RECORDS SHOWN:
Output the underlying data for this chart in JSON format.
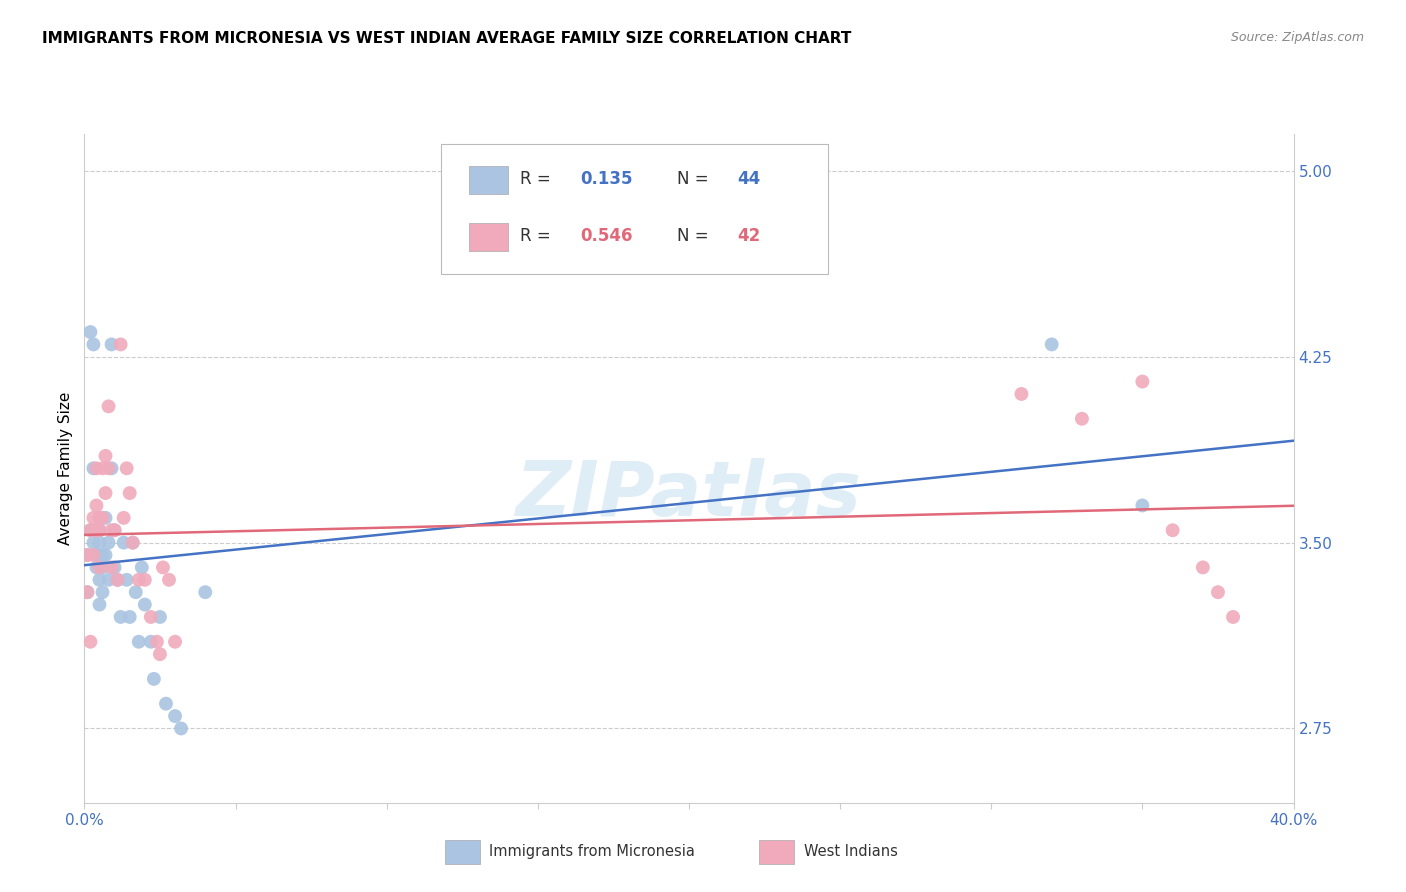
{
  "title": "IMMIGRANTS FROM MICRONESIA VS WEST INDIAN AVERAGE FAMILY SIZE CORRELATION CHART",
  "source": "Source: ZipAtlas.com",
  "ylabel": "Average Family Size",
  "yticks": [
    2.75,
    3.5,
    4.25,
    5.0
  ],
  "xlim": [
    0.0,
    0.4
  ],
  "ylim": [
    2.45,
    5.15
  ],
  "watermark": "ZIPatlas",
  "blue_label": "Immigrants from Micronesia",
  "pink_label": "West Indians",
  "blue_R": 0.135,
  "blue_N": 44,
  "pink_R": 0.546,
  "pink_N": 42,
  "blue_color": "#aac4e2",
  "pink_color": "#f0aabc",
  "blue_line_color": "#4472c4",
  "pink_line_color": "#e06878",
  "blue_x": [
    0.001,
    0.001,
    0.002,
    0.002,
    0.003,
    0.003,
    0.003,
    0.004,
    0.004,
    0.004,
    0.005,
    0.005,
    0.005,
    0.005,
    0.006,
    0.006,
    0.006,
    0.007,
    0.007,
    0.008,
    0.008,
    0.009,
    0.009,
    0.01,
    0.01,
    0.011,
    0.012,
    0.013,
    0.014,
    0.015,
    0.016,
    0.017,
    0.018,
    0.019,
    0.02,
    0.022,
    0.023,
    0.025,
    0.027,
    0.03,
    0.032,
    0.04,
    0.32,
    0.35
  ],
  "blue_y": [
    3.45,
    3.3,
    4.35,
    3.55,
    4.3,
    3.8,
    3.5,
    3.55,
    3.45,
    3.4,
    3.55,
    3.5,
    3.35,
    3.25,
    3.45,
    3.4,
    3.3,
    3.6,
    3.45,
    3.5,
    3.35,
    4.3,
    3.8,
    3.55,
    3.4,
    3.35,
    3.2,
    3.5,
    3.35,
    3.2,
    3.5,
    3.3,
    3.1,
    3.4,
    3.25,
    3.1,
    2.95,
    3.2,
    2.85,
    2.8,
    2.75,
    3.3,
    4.3,
    3.65
  ],
  "pink_x": [
    0.001,
    0.001,
    0.002,
    0.002,
    0.003,
    0.003,
    0.004,
    0.004,
    0.004,
    0.005,
    0.005,
    0.005,
    0.006,
    0.006,
    0.007,
    0.007,
    0.008,
    0.008,
    0.009,
    0.009,
    0.01,
    0.011,
    0.012,
    0.013,
    0.014,
    0.015,
    0.016,
    0.018,
    0.02,
    0.022,
    0.024,
    0.025,
    0.026,
    0.028,
    0.03,
    0.31,
    0.33,
    0.35,
    0.36,
    0.37,
    0.375,
    0.38
  ],
  "pink_y": [
    3.45,
    3.3,
    3.55,
    3.1,
    3.6,
    3.45,
    3.8,
    3.65,
    3.55,
    3.6,
    3.55,
    3.4,
    3.8,
    3.6,
    3.85,
    3.7,
    4.05,
    3.8,
    3.55,
    3.4,
    3.55,
    3.35,
    4.3,
    3.6,
    3.8,
    3.7,
    3.5,
    3.35,
    3.35,
    3.2,
    3.1,
    3.05,
    3.4,
    3.35,
    3.1,
    4.1,
    4.0,
    4.15,
    3.55,
    3.4,
    3.3,
    3.2
  ]
}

WORK TO COMPLETE: Output every entry word for word, but omit the pictures.

FULL OUTPUT:
Output the underlying data for this chart in JSON format.
{
  "title": "IMMIGRANTS FROM MICRONESIA VS WEST INDIAN AVERAGE FAMILY SIZE CORRELATION CHART",
  "source": "Source: ZipAtlas.com",
  "ylabel": "Average Family Size",
  "yticks": [
    2.75,
    3.5,
    4.25,
    5.0
  ],
  "xlim": [
    0.0,
    0.4
  ],
  "ylim": [
    2.45,
    5.15
  ],
  "watermark": "ZIPatlas",
  "blue_label": "Immigrants from Micronesia",
  "pink_label": "West Indians",
  "blue_R": 0.135,
  "blue_N": 44,
  "pink_R": 0.546,
  "pink_N": 42,
  "blue_color": "#aac4e2",
  "pink_color": "#f0aabc",
  "blue_line_color": "#4472c4",
  "pink_line_color": "#e06878",
  "blue_x": [
    0.001,
    0.001,
    0.002,
    0.002,
    0.003,
    0.003,
    0.003,
    0.004,
    0.004,
    0.004,
    0.005,
    0.005,
    0.005,
    0.005,
    0.006,
    0.006,
    0.006,
    0.007,
    0.007,
    0.008,
    0.008,
    0.009,
    0.009,
    0.01,
    0.01,
    0.011,
    0.012,
    0.013,
    0.014,
    0.015,
    0.016,
    0.017,
    0.018,
    0.019,
    0.02,
    0.022,
    0.023,
    0.025,
    0.027,
    0.03,
    0.032,
    0.04,
    0.32,
    0.35
  ],
  "blue_y": [
    3.45,
    3.3,
    4.35,
    3.55,
    4.3,
    3.8,
    3.5,
    3.55,
    3.45,
    3.4,
    3.55,
    3.5,
    3.35,
    3.25,
    3.45,
    3.4,
    3.3,
    3.6,
    3.45,
    3.5,
    3.35,
    4.3,
    3.8,
    3.55,
    3.4,
    3.35,
    3.2,
    3.5,
    3.35,
    3.2,
    3.5,
    3.3,
    3.1,
    3.4,
    3.25,
    3.1,
    2.95,
    3.2,
    2.85,
    2.8,
    2.75,
    3.3,
    4.3,
    3.65
  ],
  "pink_x": [
    0.001,
    0.001,
    0.002,
    0.002,
    0.003,
    0.003,
    0.004,
    0.004,
    0.004,
    0.005,
    0.005,
    0.005,
    0.006,
    0.006,
    0.007,
    0.007,
    0.008,
    0.008,
    0.009,
    0.009,
    0.01,
    0.011,
    0.012,
    0.013,
    0.014,
    0.015,
    0.016,
    0.018,
    0.02,
    0.022,
    0.024,
    0.025,
    0.026,
    0.028,
    0.03,
    0.31,
    0.33,
    0.35,
    0.36,
    0.37,
    0.375,
    0.38
  ],
  "pink_y": [
    3.45,
    3.3,
    3.55,
    3.1,
    3.6,
    3.45,
    3.8,
    3.65,
    3.55,
    3.6,
    3.55,
    3.4,
    3.8,
    3.6,
    3.85,
    3.7,
    4.05,
    3.8,
    3.55,
    3.4,
    3.55,
    3.35,
    4.3,
    3.6,
    3.8,
    3.7,
    3.5,
    3.35,
    3.35,
    3.2,
    3.1,
    3.05,
    3.4,
    3.35,
    3.1,
    4.1,
    4.0,
    4.15,
    3.55,
    3.4,
    3.3,
    3.2
  ]
}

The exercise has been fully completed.